For information about the George Washington School of Medicine Patch Testing Service, and to refer patients or schedule an appointment, please visit the GW website or call (202) 741-2610.
Dr Silverberg is an associate professor of dermatology and director of the patch testing clinic at George Washington University School of Medicine and Health Sciences in Washington, DC.
Transcript
Hello. I’m Dr Jonathan Silverberg. I’m an Associate Professor of Dermatology and Director of the Patch Testing Clinic at George Washington University School of Medicine and Health Sciences.
I run the patch testing service at GW. We test for allergic contact dermatitis, photosensitive disorders, and photoallergic contact dermatitis. We are located at 2150 Pennsylvania Avenue NW, in Washington, DC, on the second floor. To schedule a patch testing or a patch testing consult, patients can directly call (202) 741-2610. That’s (202) 741-2610.
------------------------------------
--- What to work on ---
- a) List every condition that the patch testing text above says the GW service tests for.
- b) Continue the patch testing text from the point where it stops.
------------------------------------
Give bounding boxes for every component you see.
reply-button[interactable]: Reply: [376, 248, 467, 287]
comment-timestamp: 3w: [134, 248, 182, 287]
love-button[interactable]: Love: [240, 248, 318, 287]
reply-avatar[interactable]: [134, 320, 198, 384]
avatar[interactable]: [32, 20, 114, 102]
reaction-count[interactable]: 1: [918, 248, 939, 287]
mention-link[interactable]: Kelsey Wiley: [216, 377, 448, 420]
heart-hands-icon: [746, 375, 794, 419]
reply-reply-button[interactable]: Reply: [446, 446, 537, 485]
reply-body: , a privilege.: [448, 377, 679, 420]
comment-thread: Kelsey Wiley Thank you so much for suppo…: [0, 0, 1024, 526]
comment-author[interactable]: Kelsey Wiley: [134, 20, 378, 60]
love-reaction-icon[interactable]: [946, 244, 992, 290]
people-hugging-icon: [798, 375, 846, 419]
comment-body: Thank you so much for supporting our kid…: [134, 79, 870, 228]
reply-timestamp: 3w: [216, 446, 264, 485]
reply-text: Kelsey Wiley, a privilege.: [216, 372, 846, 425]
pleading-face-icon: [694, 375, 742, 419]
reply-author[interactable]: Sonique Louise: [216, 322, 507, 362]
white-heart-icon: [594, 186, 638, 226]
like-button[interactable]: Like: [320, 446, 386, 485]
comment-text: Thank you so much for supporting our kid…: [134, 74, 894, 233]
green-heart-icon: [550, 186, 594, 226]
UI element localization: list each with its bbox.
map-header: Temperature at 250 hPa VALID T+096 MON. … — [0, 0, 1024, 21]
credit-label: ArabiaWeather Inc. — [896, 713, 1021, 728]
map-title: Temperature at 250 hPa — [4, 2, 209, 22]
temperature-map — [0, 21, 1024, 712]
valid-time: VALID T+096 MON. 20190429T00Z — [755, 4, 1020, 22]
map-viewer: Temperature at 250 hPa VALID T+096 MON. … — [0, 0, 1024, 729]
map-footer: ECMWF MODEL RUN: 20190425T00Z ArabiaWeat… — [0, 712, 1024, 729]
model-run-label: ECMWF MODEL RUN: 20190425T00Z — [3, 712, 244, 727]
------------------------------------
--- Answers for the tasks ---
- a) allergic contact dermatitis, photosensitive disorders, photoallergic contact dermatitis

- b)
In our first episode of the “Nailing the Patch Test” podcast series in collaboration with The Dermatologist, I will discuss the basics of patch testing. There are several different series used for patch testing throughout the United States.
The most commonly used series would be the T.R.U.E. test, which is one of the only FDA-approved testing approaches available. It tests a relatively limited number of patches. Often, it’s reported in the literature that it may not pick up the full scope or the full breadth of allergens that are relevant across different subsets of patients with contact dermatitis.
There are a number of expanded patch testing series. The two most commonly used ones would be the American Contact Dermatitis Series as well as the North American Contact Dermatitis Group series.
There are slight differences between them. The ACDS series is a little bit more in line with the standard allergens that are known to be relevant in current times, whereas the North American Contact Dermatitis Group has all of those common culprits but also includes several cutting-edge allergens in order to investigate which allergens may be emerging in the field.
I personally use the North American Contact Dermatitis Group, as I’m part of the North American Contact Dermatitis Group’s consortium. I use their series. There are a number of important allergens to keep in mind that are included within the series.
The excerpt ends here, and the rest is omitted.